[Information provided]:

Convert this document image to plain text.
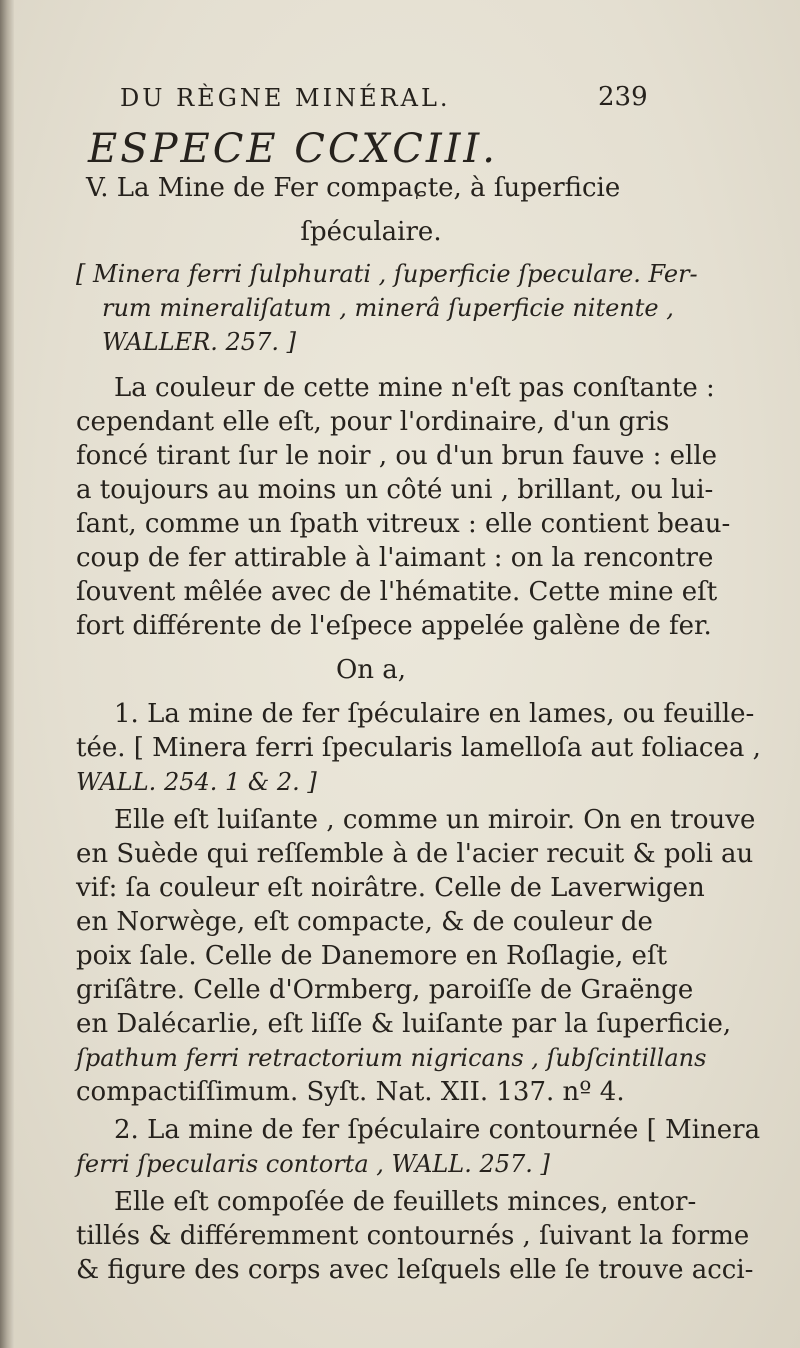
DU RÈGNE MINÉRAL.	239
ESPECE CCXCIII.
V. La Mine de Fer compaɕte, à ſuperficie
ſpéculaire.
[ Minera ferri ſulphurati , ſuperficie ſpeculare. Fer-
rum mineraliſatum , minerâ ſuperficie nitente ,
WALLER. 257. ]
La couleur de cette mine n'eſt pas conſtante :
cependant elle eſt, pour l'ordinaire, d'un gris
foncé tirant ſur le noir , ou d'un brun fauve : elle
a toujours au moins un côté uni , brillant, ou lui-
ſant, comme un ſpath vitreux : elle contient beau-
coup de fer attirable à l'aimant : on la rencontre
ſouvent mêlée avec de l'hématite. Cette mine eſt
fort différente de l'eſpece appelée galène de fer.
On a,
1. La mine de fer ſpéculaire en lames, ou feuille-
tée. [ Minera ferri ſpecularis lamelloſa aut foliacea ,
WALL. 254. 1 & 2. ]
Elle eſt luiſante , comme un miroir. On en trouve
en Suède qui reſſemble à de l'acier recuit & poli au
vif: ſa couleur eſt noirâtre. Celle de Laverwigen
en Norwège, eſt compacte, & de couleur de
poix ſale. Celle de Danemore en Roſlagie, eſt
griſâtre. Celle d'Ormberg, paroiſſe de Graënge
en Dalécarlie, eſt liſſe & luiſante par la ſuperficie,
ſpathum ferri retractorium nigricans , ſubſcintillans
compactiſſimum. Syſt. Nat. XII. 137. nº 4.
2. La mine de fer ſpéculaire contournée [ Minera
ferri ſpecularis contorta , WALL. 257. ]
Elle eſt compoſée de feuillets minces, entor-
tillés & différemment contournés , ſuivant la forme
& figure des corps avec leſquels elle ſe trouve acci-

[To be done]: Reproduce all of the data exactly, omitting each picture it holds.

[Answer to the task]:
Convert this document image to plain text.
DU RÈGNE MINÉRAL.	239
ESPECE CCXCIII.
V. La Mine de Fer compaɕte, à ſuperficie
ſpéculaire.
[ Minera ferri ſulphurati , ſuperficie ſpeculare. Fer-
rum mineraliſatum , minerâ ſuperficie nitente ,
WALLER. 257. ]
La couleur de cette mine n'eſt pas conſtante :
cependant elle eſt, pour l'ordinaire, d'un gris
foncé tirant ſur le noir , ou d'un brun fauve : elle
a toujours au moins un côté uni , brillant, ou lui-
ſant, comme un ſpath vitreux : elle contient beau-
coup de fer attirable à l'aimant : on la rencontre
ſouvent mêlée avec de l'hématite. Cette mine eſt
fort différente de l'eſpece appelée galène de fer.
On a,
1. La mine de fer ſpéculaire en lames, ou feuille-
tée. [ Minera ferri ſpecularis lamelloſa aut foliacea ,
WALL. 254. 1 & 2. ]
Elle eſt luiſante , comme un miroir. On en trouve
en Suède qui reſſemble à de l'acier recuit & poli au
vif: ſa couleur eſt noirâtre. Celle de Laverwigen
en Norwège, eſt compacte, & de couleur de
poix ſale. Celle de Danemore en Roſlagie, eſt
griſâtre. Celle d'Ormberg, paroiſſe de Graënge
en Dalécarlie, eſt liſſe & luiſante par la ſuperficie,
ſpathum ferri retractorium nigricans , ſubſcintillans
compactiſſimum. Syſt. Nat. XII. 137. nº 4.
2. La mine de fer ſpéculaire contournée [ Minera
ferri ſpecularis contorta , WALL. 257. ]
Elle eſt compoſée de feuillets minces, entor-
tillés & différemment contournés , ſuivant la forme
& figure des corps avec leſquels elle ſe trouve acci-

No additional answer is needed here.